**TASK DETAILS**
Count the lines below that contain the word "Volume", and reply with that number alone.

[Records about charts and figures]
++++++

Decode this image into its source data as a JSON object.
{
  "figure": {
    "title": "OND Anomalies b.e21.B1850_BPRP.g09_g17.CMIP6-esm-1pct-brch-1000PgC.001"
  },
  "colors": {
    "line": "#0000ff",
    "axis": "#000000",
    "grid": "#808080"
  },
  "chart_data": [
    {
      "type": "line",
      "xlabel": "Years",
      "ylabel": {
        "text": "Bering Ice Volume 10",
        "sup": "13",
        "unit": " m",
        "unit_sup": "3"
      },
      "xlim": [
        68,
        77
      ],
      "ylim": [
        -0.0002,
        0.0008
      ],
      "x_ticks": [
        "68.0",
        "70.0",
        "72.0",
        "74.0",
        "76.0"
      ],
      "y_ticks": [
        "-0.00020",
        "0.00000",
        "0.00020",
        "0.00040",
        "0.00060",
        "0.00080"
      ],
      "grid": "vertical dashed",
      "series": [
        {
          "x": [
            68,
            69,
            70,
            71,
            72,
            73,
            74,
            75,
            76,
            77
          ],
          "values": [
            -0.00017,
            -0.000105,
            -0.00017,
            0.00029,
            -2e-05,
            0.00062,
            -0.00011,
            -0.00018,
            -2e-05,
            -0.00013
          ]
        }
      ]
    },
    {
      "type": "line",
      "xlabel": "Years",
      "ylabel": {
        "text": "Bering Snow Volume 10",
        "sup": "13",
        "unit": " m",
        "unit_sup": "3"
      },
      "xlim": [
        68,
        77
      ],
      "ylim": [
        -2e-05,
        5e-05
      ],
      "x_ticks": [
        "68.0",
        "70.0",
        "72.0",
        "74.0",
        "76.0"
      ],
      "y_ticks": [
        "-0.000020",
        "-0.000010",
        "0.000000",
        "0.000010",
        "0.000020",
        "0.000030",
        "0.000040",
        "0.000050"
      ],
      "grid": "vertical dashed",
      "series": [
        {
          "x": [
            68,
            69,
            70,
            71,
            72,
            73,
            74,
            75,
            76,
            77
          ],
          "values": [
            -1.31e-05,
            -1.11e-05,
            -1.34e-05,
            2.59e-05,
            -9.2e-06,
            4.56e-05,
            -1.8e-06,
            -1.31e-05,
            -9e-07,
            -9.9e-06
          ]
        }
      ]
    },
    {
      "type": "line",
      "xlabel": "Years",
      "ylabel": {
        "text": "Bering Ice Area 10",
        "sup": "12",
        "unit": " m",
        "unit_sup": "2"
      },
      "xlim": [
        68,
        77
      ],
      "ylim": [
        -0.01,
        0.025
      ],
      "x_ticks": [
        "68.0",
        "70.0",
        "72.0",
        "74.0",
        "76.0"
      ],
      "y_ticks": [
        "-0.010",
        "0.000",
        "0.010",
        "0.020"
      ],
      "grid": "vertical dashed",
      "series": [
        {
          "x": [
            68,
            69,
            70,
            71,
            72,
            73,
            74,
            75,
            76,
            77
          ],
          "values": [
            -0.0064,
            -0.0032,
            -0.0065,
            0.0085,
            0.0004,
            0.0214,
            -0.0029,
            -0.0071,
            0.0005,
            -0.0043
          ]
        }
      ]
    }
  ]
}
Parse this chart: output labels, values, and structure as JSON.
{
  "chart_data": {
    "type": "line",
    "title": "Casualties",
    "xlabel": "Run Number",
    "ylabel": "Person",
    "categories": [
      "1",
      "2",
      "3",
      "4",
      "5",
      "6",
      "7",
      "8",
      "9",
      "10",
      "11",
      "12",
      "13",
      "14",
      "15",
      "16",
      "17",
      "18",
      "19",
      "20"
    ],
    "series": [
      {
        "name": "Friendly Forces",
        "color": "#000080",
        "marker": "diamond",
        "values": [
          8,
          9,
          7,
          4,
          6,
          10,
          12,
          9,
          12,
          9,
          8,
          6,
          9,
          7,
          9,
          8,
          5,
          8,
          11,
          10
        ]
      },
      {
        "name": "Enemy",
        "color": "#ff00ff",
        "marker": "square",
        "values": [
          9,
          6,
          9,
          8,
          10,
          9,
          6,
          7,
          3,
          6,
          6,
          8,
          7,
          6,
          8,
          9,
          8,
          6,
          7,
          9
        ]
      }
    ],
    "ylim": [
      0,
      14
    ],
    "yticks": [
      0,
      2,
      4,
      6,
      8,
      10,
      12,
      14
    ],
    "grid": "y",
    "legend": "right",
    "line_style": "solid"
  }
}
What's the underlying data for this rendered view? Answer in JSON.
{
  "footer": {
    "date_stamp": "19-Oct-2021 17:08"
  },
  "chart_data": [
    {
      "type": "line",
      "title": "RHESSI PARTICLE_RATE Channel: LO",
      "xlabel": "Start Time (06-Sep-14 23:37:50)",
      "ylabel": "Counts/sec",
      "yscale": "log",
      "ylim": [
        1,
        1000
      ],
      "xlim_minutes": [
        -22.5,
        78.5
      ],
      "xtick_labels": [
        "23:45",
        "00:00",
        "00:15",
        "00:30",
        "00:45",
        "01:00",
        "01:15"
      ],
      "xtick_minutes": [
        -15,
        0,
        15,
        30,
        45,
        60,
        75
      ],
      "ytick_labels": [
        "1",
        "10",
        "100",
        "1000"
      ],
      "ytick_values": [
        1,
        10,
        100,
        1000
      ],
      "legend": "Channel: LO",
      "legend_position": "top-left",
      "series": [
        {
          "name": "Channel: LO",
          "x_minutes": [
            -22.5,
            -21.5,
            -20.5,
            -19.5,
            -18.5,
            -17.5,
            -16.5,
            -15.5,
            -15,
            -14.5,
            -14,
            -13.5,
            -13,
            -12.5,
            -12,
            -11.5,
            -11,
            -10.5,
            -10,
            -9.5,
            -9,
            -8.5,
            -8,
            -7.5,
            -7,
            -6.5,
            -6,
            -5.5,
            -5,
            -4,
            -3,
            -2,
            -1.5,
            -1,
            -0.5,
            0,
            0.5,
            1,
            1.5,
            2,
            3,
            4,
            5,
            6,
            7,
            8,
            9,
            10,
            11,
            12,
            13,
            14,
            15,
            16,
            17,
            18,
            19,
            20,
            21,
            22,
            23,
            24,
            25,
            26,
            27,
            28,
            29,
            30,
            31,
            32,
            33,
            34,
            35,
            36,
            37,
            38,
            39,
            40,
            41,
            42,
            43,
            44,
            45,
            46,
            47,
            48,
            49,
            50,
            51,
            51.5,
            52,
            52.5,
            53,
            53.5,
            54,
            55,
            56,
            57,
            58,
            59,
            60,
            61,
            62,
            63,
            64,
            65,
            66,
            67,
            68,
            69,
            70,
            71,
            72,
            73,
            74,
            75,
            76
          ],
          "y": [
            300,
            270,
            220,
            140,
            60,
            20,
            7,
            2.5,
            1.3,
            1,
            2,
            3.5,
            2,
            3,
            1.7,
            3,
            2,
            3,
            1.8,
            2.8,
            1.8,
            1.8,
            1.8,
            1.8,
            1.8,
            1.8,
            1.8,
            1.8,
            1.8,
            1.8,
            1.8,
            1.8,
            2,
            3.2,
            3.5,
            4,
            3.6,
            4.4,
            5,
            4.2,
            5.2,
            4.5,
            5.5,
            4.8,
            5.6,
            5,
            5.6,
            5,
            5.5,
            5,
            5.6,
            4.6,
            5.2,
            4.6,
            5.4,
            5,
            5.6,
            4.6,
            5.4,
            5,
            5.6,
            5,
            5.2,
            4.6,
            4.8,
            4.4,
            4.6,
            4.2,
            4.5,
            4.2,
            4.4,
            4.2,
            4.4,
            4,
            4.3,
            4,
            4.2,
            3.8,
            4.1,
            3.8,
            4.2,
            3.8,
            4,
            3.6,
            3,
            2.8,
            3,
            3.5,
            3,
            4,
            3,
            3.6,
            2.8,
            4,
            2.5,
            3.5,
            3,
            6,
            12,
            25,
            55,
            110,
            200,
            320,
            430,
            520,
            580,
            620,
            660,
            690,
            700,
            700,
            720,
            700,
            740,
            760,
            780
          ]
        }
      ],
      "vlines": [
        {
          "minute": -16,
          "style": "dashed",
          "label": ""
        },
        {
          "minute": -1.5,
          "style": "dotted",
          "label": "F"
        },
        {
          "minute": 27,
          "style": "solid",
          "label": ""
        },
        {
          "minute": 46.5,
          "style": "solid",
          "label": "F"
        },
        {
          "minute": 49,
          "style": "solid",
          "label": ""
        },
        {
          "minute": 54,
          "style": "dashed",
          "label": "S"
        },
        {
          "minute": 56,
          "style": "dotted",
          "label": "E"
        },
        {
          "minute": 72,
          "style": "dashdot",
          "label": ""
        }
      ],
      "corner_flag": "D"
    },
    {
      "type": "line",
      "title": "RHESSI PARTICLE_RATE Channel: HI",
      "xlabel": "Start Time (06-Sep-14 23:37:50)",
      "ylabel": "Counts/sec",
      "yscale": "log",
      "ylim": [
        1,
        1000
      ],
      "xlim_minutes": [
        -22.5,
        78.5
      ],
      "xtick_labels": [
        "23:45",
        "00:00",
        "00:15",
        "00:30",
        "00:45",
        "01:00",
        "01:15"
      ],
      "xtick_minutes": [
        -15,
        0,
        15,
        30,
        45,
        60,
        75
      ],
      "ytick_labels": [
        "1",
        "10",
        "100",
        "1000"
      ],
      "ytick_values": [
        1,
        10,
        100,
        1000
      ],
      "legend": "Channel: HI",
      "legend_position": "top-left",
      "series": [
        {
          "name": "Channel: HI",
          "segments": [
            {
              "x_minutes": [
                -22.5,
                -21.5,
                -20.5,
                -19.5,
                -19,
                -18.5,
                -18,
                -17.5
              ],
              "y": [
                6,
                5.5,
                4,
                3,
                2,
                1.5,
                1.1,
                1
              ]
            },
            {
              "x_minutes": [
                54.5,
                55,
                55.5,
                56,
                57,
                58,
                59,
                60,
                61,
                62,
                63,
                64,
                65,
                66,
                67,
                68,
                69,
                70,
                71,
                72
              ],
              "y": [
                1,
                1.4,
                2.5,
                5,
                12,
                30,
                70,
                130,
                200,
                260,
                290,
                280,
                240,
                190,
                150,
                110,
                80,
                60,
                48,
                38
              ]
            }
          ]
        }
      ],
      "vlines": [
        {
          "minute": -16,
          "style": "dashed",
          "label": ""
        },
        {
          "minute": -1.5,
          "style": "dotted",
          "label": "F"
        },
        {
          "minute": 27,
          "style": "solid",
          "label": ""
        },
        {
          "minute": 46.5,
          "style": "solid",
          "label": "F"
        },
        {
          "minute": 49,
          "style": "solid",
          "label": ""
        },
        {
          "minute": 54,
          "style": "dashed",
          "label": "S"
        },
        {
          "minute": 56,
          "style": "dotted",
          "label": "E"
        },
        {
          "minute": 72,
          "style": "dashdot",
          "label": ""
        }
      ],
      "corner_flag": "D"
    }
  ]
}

++++++

**RESPONSE**
2